● **TASK MATERIAL**:
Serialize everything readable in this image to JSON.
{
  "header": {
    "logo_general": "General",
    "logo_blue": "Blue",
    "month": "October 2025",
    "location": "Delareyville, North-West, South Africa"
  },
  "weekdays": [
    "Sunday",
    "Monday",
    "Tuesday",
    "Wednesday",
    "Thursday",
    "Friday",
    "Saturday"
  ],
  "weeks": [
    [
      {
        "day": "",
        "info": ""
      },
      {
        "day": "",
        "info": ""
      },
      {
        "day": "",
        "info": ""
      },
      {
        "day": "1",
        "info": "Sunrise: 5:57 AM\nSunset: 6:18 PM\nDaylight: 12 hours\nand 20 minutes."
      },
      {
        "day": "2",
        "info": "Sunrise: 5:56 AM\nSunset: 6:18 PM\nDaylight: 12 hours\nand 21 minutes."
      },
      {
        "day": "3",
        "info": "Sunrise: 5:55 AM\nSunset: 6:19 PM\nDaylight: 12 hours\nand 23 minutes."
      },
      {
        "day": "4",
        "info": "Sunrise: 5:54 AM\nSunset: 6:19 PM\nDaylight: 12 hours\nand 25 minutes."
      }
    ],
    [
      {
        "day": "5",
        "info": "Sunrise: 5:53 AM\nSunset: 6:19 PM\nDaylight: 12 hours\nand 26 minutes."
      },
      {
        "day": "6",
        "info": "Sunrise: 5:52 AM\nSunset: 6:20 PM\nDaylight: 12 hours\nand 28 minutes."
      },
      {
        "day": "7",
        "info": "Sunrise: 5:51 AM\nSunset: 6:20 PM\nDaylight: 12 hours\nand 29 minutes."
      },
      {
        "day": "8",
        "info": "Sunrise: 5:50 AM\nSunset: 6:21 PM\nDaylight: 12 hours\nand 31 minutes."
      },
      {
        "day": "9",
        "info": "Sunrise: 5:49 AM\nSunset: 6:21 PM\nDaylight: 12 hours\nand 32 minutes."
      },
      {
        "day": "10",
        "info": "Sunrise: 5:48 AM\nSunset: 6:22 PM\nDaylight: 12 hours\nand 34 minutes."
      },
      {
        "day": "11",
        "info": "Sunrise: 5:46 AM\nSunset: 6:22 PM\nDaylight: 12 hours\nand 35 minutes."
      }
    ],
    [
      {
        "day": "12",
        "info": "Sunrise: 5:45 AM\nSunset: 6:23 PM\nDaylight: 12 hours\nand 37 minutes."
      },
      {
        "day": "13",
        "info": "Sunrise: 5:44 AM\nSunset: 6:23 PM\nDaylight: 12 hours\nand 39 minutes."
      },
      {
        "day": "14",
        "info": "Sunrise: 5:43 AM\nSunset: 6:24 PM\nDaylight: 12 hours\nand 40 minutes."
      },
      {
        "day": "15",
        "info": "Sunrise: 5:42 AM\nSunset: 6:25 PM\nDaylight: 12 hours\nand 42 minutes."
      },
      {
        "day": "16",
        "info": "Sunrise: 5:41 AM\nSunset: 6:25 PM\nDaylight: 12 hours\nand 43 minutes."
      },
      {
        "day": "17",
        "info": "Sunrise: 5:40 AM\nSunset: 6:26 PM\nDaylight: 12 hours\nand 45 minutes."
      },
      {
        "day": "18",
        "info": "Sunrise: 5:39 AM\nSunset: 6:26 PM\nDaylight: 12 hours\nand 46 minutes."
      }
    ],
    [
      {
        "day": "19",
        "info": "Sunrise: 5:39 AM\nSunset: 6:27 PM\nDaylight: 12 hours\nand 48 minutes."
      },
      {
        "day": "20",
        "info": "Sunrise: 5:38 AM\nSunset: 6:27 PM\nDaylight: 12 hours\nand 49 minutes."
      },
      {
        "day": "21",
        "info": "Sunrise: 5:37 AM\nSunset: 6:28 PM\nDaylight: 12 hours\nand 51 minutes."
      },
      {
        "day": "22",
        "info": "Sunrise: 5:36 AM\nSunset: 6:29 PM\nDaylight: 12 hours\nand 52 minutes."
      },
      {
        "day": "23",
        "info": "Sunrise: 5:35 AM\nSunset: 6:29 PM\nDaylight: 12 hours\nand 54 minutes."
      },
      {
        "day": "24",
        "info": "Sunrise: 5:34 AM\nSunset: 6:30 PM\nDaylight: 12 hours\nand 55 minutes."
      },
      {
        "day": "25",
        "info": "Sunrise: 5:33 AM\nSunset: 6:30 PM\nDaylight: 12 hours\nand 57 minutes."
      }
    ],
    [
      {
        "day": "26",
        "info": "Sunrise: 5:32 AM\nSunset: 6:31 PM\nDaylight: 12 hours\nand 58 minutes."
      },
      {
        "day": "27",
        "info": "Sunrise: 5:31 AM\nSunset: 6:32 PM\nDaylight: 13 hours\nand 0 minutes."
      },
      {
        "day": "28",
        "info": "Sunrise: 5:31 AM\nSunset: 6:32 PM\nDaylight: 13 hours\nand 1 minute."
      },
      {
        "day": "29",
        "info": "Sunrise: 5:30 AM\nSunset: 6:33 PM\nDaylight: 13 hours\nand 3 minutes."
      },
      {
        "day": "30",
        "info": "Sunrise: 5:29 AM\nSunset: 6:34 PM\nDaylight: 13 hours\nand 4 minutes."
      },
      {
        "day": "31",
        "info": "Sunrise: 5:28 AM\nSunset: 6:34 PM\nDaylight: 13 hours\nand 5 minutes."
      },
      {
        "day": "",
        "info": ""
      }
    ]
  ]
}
==
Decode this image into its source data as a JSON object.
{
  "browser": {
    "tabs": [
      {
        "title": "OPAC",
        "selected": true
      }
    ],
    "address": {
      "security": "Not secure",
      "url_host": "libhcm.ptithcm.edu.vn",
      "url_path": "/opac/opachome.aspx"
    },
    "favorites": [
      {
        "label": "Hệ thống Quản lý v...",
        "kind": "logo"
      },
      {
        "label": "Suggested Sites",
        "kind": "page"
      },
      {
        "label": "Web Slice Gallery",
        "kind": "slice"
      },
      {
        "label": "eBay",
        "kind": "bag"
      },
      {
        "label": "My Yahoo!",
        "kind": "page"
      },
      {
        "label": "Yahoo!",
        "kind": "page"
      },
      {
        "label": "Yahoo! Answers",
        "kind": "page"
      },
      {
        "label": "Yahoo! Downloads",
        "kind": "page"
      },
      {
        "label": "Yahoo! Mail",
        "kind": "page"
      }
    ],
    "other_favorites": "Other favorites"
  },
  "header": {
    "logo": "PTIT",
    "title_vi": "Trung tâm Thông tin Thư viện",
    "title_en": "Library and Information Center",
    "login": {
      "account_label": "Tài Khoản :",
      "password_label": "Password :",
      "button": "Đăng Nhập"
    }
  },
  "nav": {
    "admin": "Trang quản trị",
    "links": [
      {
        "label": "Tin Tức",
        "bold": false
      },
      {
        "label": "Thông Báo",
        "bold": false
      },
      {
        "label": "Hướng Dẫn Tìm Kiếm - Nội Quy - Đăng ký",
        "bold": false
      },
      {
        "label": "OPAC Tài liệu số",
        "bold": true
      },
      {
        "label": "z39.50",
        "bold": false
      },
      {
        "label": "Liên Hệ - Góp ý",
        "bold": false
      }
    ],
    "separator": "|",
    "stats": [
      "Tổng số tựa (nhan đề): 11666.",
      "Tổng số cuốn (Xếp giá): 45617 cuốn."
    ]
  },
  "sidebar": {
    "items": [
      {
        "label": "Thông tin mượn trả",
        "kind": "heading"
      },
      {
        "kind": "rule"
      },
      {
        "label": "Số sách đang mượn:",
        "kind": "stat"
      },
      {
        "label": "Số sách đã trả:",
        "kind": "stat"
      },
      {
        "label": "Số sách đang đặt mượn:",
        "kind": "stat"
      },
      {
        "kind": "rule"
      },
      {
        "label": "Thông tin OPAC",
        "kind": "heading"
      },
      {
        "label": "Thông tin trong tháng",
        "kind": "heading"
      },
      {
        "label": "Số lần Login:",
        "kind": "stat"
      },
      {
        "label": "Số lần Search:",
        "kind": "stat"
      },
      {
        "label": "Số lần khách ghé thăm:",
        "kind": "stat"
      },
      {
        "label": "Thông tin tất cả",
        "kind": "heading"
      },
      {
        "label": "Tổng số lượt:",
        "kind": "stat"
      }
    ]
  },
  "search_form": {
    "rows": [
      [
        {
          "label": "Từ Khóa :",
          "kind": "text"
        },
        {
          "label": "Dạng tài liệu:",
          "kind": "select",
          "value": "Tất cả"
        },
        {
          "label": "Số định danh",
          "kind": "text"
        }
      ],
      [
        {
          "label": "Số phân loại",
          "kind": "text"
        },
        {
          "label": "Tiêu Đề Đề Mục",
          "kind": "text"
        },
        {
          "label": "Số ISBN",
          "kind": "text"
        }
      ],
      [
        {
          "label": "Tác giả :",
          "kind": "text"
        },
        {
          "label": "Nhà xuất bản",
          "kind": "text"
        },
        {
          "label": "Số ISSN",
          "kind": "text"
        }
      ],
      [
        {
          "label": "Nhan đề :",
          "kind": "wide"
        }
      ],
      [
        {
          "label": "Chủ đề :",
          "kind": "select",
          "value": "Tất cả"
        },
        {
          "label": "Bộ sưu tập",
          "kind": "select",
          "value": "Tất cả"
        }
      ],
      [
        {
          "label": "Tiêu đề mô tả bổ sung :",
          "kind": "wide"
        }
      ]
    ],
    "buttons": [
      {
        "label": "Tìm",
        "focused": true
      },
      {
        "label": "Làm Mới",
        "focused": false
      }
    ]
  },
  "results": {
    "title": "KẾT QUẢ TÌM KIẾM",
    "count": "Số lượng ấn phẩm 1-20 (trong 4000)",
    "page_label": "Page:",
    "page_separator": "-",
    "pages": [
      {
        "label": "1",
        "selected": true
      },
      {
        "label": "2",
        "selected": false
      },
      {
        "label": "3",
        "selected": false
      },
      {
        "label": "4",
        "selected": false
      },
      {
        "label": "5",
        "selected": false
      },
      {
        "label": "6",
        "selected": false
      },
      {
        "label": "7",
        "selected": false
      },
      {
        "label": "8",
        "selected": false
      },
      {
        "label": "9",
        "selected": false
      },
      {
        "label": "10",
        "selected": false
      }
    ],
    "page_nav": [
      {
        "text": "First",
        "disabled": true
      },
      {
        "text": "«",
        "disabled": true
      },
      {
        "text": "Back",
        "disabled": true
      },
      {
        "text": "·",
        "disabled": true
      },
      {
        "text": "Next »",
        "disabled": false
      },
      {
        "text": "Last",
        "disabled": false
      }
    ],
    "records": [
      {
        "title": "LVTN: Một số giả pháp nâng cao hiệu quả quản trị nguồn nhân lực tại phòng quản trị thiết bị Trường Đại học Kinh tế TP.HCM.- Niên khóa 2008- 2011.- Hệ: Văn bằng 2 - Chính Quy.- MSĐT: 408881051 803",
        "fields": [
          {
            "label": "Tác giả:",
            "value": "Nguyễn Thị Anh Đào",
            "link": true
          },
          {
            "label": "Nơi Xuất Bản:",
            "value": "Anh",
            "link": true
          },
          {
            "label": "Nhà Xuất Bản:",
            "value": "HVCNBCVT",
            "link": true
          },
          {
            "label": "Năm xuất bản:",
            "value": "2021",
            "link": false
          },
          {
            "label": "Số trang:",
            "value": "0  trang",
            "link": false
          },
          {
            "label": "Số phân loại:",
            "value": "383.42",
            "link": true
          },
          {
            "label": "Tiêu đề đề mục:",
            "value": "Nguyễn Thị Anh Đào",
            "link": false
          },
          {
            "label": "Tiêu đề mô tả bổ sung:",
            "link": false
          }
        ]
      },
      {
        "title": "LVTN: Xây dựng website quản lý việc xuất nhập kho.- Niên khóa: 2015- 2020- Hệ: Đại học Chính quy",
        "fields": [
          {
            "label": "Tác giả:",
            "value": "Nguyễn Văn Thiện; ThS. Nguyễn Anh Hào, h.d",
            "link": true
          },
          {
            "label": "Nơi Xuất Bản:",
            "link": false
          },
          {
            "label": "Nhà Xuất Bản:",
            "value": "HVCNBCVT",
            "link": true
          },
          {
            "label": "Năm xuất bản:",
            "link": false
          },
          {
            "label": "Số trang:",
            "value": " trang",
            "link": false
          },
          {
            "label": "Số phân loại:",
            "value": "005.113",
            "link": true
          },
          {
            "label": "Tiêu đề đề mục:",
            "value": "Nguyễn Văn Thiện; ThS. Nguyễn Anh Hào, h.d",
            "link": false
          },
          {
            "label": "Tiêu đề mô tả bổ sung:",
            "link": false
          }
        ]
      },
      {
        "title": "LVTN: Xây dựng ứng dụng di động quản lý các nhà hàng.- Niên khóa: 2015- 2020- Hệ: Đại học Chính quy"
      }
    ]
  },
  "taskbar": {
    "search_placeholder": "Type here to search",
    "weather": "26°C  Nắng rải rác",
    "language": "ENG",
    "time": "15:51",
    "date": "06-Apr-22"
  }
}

● **EXERCISE BRIEF**: Search the lines for "sách". Copy each line that has it.

● **RESULT OF THIS EXERCISE**:
        "label": "Số sách đang mượn:",
        "label": "Số sách đã trả:",
        "label": "Số sách đang đặt mượn:",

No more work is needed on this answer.